AIM OF THE TASK >> Every line of the records below should be restated exactly.

EXERCISE INPUT >>
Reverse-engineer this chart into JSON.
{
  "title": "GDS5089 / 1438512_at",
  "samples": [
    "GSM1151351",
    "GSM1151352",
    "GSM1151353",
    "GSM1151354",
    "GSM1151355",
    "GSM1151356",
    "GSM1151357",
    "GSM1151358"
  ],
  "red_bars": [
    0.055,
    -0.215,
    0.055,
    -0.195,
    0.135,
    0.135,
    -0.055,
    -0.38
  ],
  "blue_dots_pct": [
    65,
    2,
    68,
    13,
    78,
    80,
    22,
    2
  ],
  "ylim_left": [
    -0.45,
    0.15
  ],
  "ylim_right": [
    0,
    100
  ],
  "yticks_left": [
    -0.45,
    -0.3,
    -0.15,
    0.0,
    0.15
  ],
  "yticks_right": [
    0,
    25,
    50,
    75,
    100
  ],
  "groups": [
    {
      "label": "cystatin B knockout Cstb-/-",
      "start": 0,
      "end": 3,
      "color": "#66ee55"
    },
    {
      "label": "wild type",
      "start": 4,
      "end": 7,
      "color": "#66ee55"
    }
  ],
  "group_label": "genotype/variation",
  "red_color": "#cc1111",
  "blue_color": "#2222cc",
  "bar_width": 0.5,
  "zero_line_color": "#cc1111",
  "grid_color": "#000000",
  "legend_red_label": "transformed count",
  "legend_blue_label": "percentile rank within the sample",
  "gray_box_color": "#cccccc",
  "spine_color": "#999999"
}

THE COMPLETED TASK >>
Reverse-engineer this chart into JSON.
{
  "title": "GDS5089 / 1438512_at",
  "samples": [
    "GSM1151351",
    "GSM1151352",
    "GSM1151353",
    "GSM1151354",
    "GSM1151355",
    "GSM1151356",
    "GSM1151357",
    "GSM1151358"
  ],
  "red_bars": [
    0.055,
    -0.215,
    0.055,
    -0.195,
    0.135,
    0.135,
    -0.055,
    -0.38
  ],
  "blue_dots_pct": [
    65,
    2,
    68,
    13,
    78,
    80,
    22,
    2
  ],
  "ylim_left": [
    -0.45,
    0.15
  ],
  "ylim_right": [
    0,
    100
  ],
  "yticks_left": [
    -0.45,
    -0.3,
    -0.15,
    0.0,
    0.15
  ],
  "yticks_right": [
    0,
    25,
    50,
    75,
    100
  ],
  "groups": [
    {
      "label": "cystatin B knockout Cstb-/-",
      "start": 0,
      "end": 3,
      "color": "#66ee55"
    },
    {
      "label": "wild type",
      "start": 4,
      "end": 7,
      "color": "#66ee55"
    }
  ],
  "group_label": "genotype/variation",
  "red_color": "#cc1111",
  "blue_color": "#2222cc",
  "bar_width": 0.5,
  "zero_line_color": "#cc1111",
  "grid_color": "#000000",
  "legend_red_label": "transformed count",
  "legend_blue_label": "percentile rank within the sample",
  "gray_box_color": "#cccccc",
  "spine_color": "#999999"
}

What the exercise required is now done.